:: ITEMS ::
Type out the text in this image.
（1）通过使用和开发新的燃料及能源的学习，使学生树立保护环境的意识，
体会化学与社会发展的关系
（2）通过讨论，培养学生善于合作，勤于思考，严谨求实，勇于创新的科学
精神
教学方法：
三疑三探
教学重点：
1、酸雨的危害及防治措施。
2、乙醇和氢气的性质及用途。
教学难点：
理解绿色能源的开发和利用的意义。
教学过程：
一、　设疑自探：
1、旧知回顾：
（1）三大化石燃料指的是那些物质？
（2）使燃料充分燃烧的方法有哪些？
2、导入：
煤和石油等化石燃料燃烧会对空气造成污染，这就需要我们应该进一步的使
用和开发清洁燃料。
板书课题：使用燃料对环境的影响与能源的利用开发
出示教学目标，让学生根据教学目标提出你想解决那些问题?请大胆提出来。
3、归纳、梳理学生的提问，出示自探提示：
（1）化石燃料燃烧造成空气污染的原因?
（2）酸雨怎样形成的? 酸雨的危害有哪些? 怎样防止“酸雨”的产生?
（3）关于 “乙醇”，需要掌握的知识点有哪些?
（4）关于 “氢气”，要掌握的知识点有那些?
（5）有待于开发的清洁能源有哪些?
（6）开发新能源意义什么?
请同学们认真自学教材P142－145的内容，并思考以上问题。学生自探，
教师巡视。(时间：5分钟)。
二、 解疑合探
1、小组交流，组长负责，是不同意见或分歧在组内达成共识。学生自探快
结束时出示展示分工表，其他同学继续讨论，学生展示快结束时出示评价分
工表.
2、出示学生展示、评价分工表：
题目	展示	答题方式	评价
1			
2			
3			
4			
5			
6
:::
TASK TO CARRY OUT: Reproduce every line of the material above exactly.

THE RESULT:
Type out the text in this image.
（1）通过使用和开发新的燃料及能源的学习，使学生树立保护环境的意识，
体会化学与社会发展的关系
（2）通过讨论，培养学生善于合作，勤于思考，严谨求实，勇于创新的科学
精神
教学方法：
三疑三探
教学重点：
1、酸雨的危害及防治措施。
2、乙醇和氢气的性质及用途。
教学难点：
理解绿色能源的开发和利用的意义。
教学过程：
一、　设疑自探：
1、旧知回顾：
（1）三大化石燃料指的是那些物质？
（2）使燃料充分燃烧的方法有哪些？
2、导入：
煤和石油等化石燃料燃烧会对空气造成污染，这就需要我们应该进一步的使
用和开发清洁燃料。
板书课题：使用燃料对环境的影响与能源的利用开发
出示教学目标，让学生根据教学目标提出你想解决那些问题?请大胆提出来。
3、归纳、梳理学生的提问，出示自探提示：
（1）化石燃料燃烧造成空气污染的原因?
（2）酸雨怎样形成的? 酸雨的危害有哪些? 怎样防止“酸雨”的产生?
（3）关于 “乙醇”，需要掌握的知识点有哪些?
（4）关于 “氢气”，要掌握的知识点有那些?
（5）有待于开发的清洁能源有哪些?
（6）开发新能源意义什么?
请同学们认真自学教材P142－145的内容，并思考以上问题。学生自探，
教师巡视。(时间：5分钟)。
二、 解疑合探
1、小组交流，组长负责，是不同意见或分歧在组内达成共识。学生自探快
结束时出示展示分工表，其他同学继续讨论，学生展示快结束时出示评价分
工表.
2、出示学生展示、评价分工表：
题目	展示	答题方式	评价
1			
2			
3			
4			
5			
6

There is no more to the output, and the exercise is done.